::: DATA TO PROCESS :::

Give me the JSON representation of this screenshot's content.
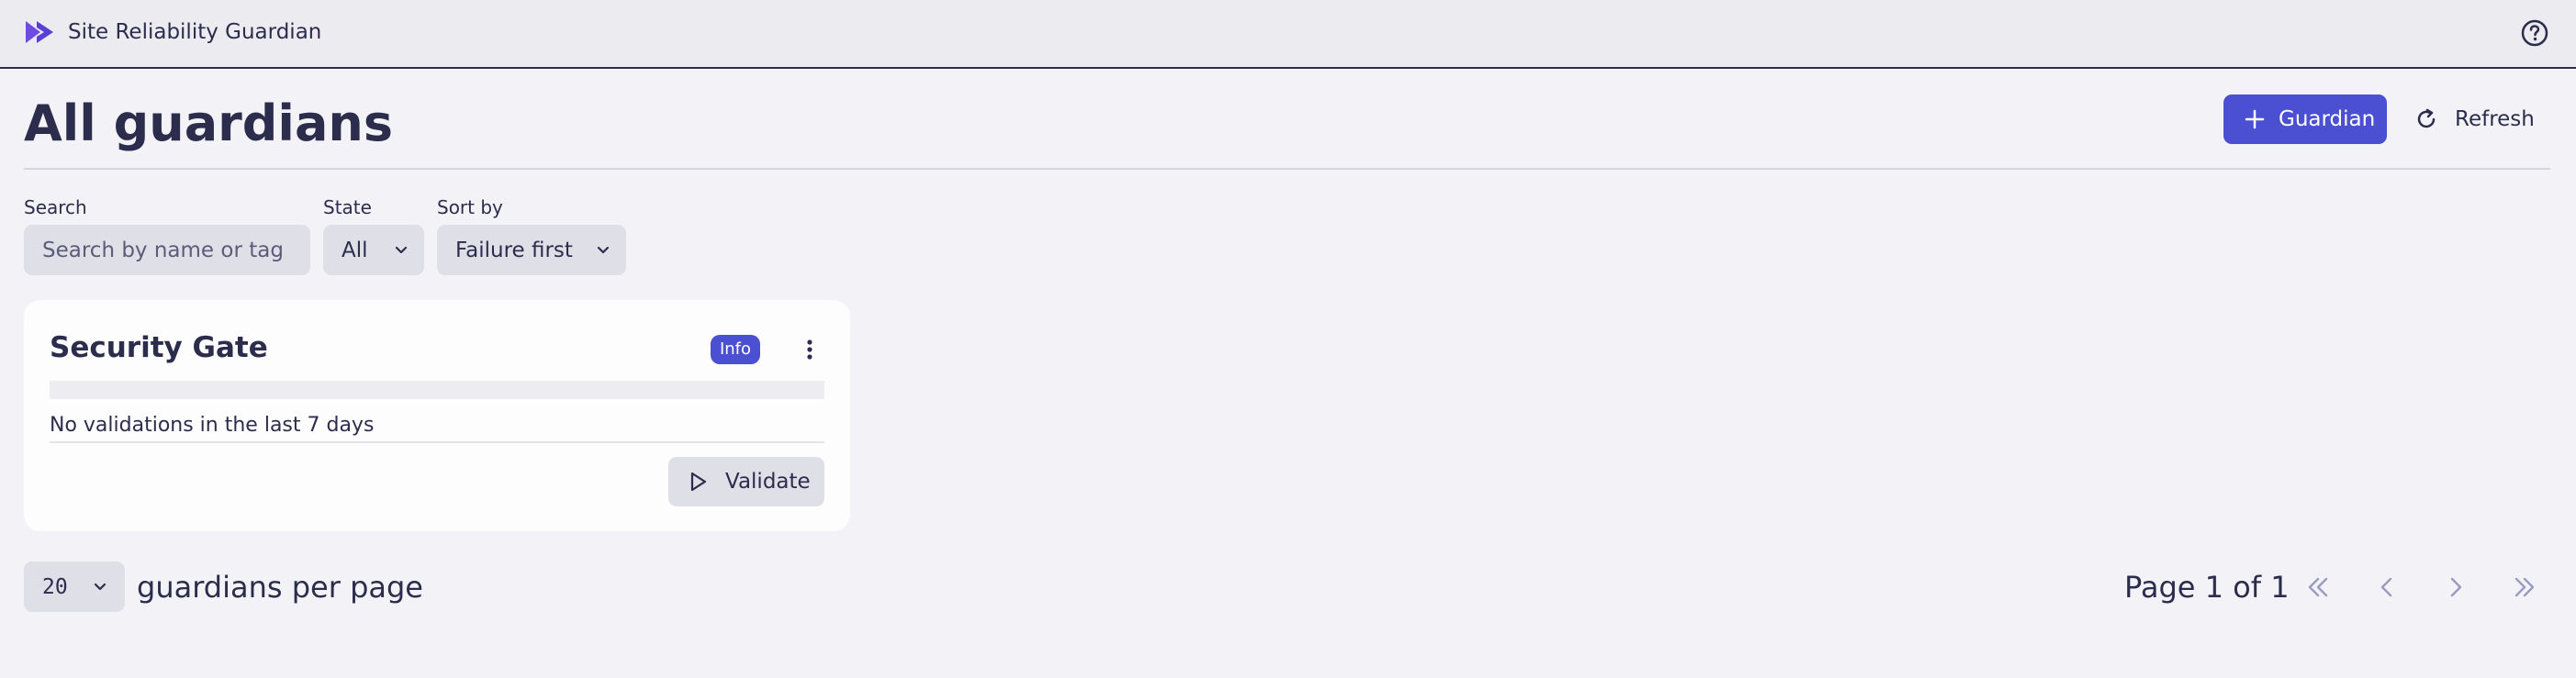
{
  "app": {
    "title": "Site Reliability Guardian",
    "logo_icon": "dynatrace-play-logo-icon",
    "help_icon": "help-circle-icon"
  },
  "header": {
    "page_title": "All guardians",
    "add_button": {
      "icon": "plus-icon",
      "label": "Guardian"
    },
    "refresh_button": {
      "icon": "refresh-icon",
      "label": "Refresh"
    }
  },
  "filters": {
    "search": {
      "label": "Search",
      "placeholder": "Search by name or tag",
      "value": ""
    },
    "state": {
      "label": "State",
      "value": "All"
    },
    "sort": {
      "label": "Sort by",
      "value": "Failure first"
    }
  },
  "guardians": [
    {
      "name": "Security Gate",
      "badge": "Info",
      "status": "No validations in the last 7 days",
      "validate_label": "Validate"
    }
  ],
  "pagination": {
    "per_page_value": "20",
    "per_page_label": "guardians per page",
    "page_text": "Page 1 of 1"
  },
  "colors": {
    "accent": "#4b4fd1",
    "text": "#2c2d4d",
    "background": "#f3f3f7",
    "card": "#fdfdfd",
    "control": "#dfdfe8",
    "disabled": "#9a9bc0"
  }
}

:::

• _EXERCISE DETAILS_
Scan the lines for the string "name". Copy out each line that matches.

• _EXERCISE RESPONSE_
      "placeholder": "Search by name or tag",
      "name": "Security Gate",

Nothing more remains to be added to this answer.